Dataset records
· · ·

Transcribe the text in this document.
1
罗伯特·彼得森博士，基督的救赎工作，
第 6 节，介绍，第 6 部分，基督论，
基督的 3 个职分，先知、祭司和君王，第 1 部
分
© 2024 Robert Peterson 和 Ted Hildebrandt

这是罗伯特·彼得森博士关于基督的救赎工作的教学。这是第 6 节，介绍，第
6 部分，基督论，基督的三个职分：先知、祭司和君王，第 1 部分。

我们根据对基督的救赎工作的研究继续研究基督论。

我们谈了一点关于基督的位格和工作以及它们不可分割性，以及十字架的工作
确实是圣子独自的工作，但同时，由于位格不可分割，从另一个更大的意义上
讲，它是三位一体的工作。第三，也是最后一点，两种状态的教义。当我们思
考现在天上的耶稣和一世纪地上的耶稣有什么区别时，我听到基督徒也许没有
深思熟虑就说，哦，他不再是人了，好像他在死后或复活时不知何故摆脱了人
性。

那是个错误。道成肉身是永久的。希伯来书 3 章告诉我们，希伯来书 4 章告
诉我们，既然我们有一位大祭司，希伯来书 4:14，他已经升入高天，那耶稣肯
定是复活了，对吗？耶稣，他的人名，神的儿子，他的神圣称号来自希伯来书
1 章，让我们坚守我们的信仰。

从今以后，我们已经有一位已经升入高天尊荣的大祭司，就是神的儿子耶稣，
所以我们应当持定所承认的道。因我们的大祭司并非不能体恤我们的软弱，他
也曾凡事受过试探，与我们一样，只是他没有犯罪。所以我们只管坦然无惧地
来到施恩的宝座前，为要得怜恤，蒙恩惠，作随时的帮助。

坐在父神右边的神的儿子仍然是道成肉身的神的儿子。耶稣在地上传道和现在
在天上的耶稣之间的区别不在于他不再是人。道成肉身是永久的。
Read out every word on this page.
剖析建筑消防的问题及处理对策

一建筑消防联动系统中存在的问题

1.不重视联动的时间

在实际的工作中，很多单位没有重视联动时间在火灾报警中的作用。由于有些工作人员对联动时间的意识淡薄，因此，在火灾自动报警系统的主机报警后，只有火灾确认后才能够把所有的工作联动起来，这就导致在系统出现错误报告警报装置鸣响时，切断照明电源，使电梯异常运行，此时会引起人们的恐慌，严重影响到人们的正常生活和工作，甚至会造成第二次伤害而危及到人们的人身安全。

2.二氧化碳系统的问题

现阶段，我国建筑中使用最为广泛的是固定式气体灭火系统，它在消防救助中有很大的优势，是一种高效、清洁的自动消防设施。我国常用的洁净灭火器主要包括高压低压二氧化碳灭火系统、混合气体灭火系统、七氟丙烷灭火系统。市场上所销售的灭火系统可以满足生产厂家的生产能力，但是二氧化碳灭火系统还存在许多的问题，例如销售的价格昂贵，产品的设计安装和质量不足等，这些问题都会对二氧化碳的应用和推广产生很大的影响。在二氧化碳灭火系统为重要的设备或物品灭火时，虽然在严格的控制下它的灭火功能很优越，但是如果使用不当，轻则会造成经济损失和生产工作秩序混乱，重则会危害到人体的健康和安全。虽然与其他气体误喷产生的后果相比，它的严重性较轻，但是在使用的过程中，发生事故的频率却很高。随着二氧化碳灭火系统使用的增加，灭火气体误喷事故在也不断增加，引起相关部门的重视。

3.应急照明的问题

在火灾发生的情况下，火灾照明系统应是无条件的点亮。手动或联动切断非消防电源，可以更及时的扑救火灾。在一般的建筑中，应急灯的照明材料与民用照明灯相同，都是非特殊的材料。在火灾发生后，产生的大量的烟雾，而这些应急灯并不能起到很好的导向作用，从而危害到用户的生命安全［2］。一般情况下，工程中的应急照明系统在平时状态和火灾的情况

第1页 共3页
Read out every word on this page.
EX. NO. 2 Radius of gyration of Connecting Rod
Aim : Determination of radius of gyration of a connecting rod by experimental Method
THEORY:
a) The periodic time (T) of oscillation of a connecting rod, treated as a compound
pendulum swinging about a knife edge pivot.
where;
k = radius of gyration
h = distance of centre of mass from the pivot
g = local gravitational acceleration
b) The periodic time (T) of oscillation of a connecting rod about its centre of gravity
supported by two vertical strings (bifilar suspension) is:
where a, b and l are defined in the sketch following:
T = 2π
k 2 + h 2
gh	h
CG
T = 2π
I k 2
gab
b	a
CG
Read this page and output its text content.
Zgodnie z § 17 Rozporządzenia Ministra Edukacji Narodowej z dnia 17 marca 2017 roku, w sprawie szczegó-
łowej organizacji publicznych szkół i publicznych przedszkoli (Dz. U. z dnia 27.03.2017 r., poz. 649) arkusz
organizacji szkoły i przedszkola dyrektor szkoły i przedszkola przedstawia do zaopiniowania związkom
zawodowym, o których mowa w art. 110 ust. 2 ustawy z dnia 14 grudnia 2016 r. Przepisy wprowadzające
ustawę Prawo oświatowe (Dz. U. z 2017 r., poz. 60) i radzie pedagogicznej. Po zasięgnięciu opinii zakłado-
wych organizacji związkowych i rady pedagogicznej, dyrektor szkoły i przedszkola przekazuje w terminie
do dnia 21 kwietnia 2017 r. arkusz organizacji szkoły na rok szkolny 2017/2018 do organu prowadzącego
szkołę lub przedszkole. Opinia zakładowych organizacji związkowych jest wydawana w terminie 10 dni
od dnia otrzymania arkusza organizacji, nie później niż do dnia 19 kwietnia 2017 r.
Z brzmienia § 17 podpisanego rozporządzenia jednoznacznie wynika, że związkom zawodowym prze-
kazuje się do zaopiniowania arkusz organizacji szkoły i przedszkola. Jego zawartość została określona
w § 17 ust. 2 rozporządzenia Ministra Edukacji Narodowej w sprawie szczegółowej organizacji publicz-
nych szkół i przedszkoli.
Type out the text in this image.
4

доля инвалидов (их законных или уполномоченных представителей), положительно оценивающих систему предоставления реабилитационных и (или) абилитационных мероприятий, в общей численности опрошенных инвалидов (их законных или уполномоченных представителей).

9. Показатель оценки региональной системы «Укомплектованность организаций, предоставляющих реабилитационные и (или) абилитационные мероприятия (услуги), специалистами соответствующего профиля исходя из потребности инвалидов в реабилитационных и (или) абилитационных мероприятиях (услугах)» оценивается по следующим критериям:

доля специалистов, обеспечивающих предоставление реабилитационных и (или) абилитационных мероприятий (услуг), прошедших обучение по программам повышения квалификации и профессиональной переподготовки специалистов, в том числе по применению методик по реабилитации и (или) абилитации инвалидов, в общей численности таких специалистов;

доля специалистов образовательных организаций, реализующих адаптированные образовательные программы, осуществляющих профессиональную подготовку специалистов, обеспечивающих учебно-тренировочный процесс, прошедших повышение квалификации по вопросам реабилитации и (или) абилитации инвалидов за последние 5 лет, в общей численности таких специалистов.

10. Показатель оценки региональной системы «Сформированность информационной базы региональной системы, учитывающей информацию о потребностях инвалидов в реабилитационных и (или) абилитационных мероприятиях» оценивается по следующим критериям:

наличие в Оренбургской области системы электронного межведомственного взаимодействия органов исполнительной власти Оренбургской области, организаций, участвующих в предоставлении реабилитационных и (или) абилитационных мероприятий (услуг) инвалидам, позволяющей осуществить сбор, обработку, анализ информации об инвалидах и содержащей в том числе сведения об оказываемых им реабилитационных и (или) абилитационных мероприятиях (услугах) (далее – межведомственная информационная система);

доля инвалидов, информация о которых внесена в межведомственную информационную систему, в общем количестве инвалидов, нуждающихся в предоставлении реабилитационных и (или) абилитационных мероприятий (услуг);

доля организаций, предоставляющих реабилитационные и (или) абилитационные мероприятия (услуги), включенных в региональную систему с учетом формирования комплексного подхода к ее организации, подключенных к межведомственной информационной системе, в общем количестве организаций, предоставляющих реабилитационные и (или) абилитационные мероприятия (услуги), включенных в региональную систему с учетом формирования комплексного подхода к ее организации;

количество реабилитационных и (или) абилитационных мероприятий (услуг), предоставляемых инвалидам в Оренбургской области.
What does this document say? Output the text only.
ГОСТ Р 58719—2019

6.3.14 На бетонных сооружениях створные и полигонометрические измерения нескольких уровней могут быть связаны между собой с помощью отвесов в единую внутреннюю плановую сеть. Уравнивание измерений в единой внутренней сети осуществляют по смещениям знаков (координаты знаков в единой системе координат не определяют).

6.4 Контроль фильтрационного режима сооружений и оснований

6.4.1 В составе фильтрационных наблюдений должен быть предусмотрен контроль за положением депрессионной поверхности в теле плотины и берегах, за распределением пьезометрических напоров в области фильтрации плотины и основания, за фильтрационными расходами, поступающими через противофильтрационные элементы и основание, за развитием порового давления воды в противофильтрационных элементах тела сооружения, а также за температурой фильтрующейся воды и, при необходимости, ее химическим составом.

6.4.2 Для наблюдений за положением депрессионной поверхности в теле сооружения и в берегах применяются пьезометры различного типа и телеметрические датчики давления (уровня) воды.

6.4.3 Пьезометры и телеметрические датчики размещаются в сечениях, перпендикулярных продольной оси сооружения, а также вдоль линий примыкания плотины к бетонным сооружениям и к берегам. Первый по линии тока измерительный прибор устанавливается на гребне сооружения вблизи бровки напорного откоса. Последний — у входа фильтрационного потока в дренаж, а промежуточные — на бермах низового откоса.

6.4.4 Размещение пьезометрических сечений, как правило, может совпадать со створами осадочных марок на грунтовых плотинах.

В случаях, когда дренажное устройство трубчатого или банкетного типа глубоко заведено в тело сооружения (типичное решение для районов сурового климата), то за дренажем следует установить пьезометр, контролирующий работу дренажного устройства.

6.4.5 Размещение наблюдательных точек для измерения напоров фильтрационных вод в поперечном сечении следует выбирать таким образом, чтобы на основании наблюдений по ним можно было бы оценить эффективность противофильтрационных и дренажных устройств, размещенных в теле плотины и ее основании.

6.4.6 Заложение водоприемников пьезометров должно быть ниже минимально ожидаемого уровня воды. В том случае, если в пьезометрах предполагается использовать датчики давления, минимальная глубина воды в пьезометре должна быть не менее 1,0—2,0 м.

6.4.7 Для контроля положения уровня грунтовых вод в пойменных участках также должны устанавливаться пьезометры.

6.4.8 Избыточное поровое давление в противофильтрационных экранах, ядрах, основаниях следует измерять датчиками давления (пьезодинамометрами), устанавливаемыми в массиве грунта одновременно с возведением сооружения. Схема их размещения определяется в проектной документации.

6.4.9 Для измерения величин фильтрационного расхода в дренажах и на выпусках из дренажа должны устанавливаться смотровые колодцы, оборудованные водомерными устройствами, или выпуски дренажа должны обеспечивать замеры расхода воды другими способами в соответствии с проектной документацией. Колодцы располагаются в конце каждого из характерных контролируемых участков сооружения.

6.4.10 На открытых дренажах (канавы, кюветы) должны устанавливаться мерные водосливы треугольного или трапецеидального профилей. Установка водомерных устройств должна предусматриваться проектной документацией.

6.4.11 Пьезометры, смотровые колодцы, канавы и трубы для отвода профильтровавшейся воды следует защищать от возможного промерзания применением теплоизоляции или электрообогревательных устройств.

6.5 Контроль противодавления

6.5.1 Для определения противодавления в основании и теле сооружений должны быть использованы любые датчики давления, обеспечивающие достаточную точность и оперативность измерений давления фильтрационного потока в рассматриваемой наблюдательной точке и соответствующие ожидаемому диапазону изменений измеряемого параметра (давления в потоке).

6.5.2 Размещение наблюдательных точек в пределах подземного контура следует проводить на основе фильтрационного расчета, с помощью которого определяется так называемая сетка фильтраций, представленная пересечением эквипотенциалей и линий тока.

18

· · ·

**EXERCISE DESCRIPTION**
Above are the records. Identify each line that contains the word "text".

**ANSWER IN FULL**
Transcribe the text in this document.
Read this page and output its text content.
Type out the text in this image.
What does this document say? Output the text only.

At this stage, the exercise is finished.